▶ **EXERCISE**: Copy each line below that includes "Mode".

Saved entries
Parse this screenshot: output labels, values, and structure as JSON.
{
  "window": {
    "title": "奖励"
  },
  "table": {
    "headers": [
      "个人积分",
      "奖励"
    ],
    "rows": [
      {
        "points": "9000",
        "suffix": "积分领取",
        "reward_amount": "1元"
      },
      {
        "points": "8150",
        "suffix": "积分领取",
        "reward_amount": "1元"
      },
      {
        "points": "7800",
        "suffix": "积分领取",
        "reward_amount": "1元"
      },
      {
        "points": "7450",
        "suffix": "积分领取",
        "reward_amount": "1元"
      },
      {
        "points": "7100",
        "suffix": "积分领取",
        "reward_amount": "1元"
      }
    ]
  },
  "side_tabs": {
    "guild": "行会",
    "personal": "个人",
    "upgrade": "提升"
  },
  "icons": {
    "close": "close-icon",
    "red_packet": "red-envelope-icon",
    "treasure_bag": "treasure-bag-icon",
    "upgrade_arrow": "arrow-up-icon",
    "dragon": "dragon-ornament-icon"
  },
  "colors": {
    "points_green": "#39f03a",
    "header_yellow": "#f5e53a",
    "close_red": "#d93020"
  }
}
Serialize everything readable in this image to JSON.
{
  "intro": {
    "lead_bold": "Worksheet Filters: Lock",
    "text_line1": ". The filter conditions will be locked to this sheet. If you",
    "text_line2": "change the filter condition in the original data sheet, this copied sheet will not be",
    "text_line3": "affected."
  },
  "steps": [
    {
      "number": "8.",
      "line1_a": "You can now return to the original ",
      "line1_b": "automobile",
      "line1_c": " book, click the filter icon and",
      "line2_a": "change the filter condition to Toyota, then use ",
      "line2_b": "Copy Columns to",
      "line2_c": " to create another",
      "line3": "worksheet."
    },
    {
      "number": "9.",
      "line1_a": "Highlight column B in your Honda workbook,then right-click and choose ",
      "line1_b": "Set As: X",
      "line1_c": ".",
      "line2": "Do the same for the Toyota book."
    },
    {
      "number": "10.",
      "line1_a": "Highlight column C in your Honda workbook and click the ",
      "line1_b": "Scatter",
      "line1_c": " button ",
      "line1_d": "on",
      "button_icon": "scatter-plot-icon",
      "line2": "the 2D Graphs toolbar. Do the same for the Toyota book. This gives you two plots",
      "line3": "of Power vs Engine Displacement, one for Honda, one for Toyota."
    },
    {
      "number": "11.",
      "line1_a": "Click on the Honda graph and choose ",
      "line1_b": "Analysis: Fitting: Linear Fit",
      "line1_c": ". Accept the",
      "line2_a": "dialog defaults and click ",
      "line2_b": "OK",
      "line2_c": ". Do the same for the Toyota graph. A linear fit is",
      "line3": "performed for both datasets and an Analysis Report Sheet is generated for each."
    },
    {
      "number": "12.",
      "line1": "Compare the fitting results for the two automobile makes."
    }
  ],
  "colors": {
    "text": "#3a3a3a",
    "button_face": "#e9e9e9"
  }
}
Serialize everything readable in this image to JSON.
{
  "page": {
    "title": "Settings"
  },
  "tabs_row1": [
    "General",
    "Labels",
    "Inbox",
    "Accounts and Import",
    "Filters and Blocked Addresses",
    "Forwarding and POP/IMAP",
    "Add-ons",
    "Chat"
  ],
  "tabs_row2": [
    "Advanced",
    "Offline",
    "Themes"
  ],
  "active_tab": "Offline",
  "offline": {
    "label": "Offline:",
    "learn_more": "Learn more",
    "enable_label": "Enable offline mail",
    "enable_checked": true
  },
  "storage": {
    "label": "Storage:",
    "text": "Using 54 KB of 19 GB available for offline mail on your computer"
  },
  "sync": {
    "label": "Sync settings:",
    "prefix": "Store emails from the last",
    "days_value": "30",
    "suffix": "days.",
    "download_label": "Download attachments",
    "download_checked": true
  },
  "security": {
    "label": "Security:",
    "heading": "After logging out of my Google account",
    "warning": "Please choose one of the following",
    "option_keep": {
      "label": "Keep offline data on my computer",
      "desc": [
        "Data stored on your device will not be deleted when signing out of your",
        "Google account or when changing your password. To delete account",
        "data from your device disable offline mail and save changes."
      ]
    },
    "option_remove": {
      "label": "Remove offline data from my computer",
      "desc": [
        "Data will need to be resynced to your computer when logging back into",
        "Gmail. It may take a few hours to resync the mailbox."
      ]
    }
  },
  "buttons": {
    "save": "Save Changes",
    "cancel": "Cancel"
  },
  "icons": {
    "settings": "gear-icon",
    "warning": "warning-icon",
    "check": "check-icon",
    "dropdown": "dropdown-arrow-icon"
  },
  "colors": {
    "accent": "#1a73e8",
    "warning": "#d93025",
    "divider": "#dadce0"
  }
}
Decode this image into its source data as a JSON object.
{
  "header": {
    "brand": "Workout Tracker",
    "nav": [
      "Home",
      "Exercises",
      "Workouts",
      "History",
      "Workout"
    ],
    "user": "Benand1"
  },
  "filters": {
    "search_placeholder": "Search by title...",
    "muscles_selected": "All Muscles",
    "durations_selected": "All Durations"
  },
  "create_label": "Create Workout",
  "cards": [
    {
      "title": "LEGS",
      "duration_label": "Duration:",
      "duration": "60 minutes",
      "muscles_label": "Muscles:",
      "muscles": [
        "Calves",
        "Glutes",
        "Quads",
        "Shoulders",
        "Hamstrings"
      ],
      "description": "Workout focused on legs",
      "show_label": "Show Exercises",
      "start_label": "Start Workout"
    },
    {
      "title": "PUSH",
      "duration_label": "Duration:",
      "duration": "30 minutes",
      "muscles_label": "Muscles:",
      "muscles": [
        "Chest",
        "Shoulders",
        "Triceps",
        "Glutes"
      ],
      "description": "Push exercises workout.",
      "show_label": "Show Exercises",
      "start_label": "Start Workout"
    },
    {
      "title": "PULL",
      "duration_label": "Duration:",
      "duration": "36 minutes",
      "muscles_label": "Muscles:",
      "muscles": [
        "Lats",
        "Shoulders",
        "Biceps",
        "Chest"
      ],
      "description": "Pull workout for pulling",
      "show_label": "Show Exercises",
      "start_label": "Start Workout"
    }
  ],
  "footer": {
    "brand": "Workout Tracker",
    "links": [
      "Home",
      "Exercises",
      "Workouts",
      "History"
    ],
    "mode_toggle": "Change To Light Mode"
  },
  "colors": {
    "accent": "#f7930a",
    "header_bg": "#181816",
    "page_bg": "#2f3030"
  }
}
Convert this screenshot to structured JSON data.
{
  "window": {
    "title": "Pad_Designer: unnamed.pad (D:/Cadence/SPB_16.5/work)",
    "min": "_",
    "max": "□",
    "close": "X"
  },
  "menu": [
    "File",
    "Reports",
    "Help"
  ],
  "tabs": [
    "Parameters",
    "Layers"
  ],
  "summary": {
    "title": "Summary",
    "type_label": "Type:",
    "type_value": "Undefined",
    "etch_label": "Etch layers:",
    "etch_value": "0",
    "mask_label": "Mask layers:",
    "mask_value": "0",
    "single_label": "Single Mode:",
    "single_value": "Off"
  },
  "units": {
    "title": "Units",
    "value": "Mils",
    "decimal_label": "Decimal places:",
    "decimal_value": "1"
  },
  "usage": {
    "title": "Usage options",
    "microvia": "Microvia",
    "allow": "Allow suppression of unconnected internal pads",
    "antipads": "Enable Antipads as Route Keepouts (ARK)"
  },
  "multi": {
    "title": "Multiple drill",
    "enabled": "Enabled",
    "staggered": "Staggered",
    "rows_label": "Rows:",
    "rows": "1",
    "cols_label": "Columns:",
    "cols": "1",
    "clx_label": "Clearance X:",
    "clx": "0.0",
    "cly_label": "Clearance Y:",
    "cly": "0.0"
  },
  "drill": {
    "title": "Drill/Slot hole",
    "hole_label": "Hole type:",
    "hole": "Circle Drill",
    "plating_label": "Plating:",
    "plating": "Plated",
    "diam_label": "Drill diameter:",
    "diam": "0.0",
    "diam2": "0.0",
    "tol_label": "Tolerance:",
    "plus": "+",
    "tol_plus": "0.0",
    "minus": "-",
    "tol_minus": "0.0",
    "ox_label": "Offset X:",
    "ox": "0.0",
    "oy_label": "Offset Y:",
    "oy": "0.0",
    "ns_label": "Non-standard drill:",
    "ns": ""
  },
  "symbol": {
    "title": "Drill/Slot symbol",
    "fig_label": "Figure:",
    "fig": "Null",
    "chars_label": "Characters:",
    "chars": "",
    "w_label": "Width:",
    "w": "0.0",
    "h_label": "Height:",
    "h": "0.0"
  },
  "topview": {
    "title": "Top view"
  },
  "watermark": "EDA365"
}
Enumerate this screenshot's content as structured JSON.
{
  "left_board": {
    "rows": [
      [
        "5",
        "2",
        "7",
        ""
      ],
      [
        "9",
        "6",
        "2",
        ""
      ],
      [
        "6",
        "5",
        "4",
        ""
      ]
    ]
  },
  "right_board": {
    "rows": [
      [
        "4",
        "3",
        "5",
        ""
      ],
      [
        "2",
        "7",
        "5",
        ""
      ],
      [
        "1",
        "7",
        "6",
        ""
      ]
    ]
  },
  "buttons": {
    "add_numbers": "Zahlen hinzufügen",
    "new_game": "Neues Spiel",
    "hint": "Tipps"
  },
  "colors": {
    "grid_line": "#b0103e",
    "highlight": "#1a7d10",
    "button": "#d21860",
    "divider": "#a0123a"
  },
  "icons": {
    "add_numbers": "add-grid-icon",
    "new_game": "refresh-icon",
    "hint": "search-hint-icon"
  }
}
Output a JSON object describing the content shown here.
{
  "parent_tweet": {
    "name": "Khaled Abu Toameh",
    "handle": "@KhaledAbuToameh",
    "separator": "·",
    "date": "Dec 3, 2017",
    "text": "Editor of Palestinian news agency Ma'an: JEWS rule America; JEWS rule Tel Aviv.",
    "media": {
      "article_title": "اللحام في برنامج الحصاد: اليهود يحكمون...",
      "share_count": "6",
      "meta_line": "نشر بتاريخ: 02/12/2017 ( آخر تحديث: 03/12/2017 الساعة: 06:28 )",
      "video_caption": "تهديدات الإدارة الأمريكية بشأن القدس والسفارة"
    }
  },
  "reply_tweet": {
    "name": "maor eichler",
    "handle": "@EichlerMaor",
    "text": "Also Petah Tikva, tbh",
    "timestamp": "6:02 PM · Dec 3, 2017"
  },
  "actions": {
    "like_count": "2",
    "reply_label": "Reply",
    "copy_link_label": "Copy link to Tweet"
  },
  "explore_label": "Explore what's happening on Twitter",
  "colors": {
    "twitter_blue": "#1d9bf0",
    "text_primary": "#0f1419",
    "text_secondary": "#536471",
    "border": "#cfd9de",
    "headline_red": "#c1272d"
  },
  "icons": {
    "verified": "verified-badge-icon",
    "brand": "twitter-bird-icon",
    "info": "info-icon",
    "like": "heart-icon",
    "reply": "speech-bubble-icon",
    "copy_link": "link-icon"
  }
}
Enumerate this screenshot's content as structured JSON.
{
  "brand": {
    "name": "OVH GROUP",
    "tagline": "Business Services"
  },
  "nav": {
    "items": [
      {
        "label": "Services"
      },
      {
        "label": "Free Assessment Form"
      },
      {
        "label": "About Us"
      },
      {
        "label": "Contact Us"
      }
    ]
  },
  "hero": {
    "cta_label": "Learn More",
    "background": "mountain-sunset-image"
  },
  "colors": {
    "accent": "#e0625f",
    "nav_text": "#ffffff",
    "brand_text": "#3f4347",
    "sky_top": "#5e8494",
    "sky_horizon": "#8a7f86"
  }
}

▶ **COMPLETED TASK**:
    "mode_toggle": "Change To Light Mode"
    "single_label": "Single Mode:",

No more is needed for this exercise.